Set down all of the data exactly as it appears.

** start LISTED RECORDS **

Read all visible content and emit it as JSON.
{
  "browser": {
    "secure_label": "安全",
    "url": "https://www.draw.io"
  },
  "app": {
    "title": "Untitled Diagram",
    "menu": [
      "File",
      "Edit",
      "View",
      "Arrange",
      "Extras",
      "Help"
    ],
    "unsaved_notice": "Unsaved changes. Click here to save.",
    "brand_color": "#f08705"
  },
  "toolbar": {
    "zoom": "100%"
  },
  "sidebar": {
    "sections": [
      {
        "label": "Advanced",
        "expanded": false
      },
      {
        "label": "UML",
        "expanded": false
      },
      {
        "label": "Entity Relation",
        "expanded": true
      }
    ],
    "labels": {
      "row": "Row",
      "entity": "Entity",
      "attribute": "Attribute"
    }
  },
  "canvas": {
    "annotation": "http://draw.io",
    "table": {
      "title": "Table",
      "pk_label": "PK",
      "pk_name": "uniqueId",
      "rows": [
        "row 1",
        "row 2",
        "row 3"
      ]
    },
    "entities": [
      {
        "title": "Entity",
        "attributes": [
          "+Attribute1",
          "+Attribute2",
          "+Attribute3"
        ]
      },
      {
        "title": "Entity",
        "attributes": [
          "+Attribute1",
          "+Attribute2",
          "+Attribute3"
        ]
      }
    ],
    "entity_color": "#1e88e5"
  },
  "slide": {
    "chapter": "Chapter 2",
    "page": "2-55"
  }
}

** end LISTED RECORDS **

REPLY:
Read all visible content and emit it as JSON.
{
  "browser": {
    "secure_label": "安全",
    "url": "https://www.draw.io"
  },
  "app": {
    "title": "Untitled Diagram",
    "menu": [
      "File",
      "Edit",
      "View",
      "Arrange",
      "Extras",
      "Help"
    ],
    "unsaved_notice": "Unsaved changes. Click here to save.",
    "brand_color": "#f08705"
  },
  "toolbar": {
    "zoom": "100%"
  },
  "sidebar": {
    "sections": [
      {
        "label": "Advanced",
        "expanded": false
      },
      {
        "label": "UML",
        "expanded": false
      },
      {
        "label": "Entity Relation",
        "expanded": true
      }
    ],
    "labels": {
      "row": "Row",
      "entity": "Entity",
      "attribute": "Attribute"
    }
  },
  "canvas": {
    "annotation": "http://draw.io",
    "table": {
      "title": "Table",
      "pk_label": "PK",
      "pk_name": "uniqueId",
      "rows": [
        "row 1",
        "row 2",
        "row 3"
      ]
    },
    "entities": [
      {
        "title": "Entity",
        "attributes": [
          "+Attribute1",
          "+Attribute2",
          "+Attribute3"
        ]
      },
      {
        "title": "Entity",
        "attributes": [
          "+Attribute1",
          "+Attribute2",
          "+Attribute3"
        ]
      }
    ],
    "entity_color": "#1e88e5"
  },
  "slide": {
    "chapter": "Chapter 2",
    "page": "2-55"
  }
}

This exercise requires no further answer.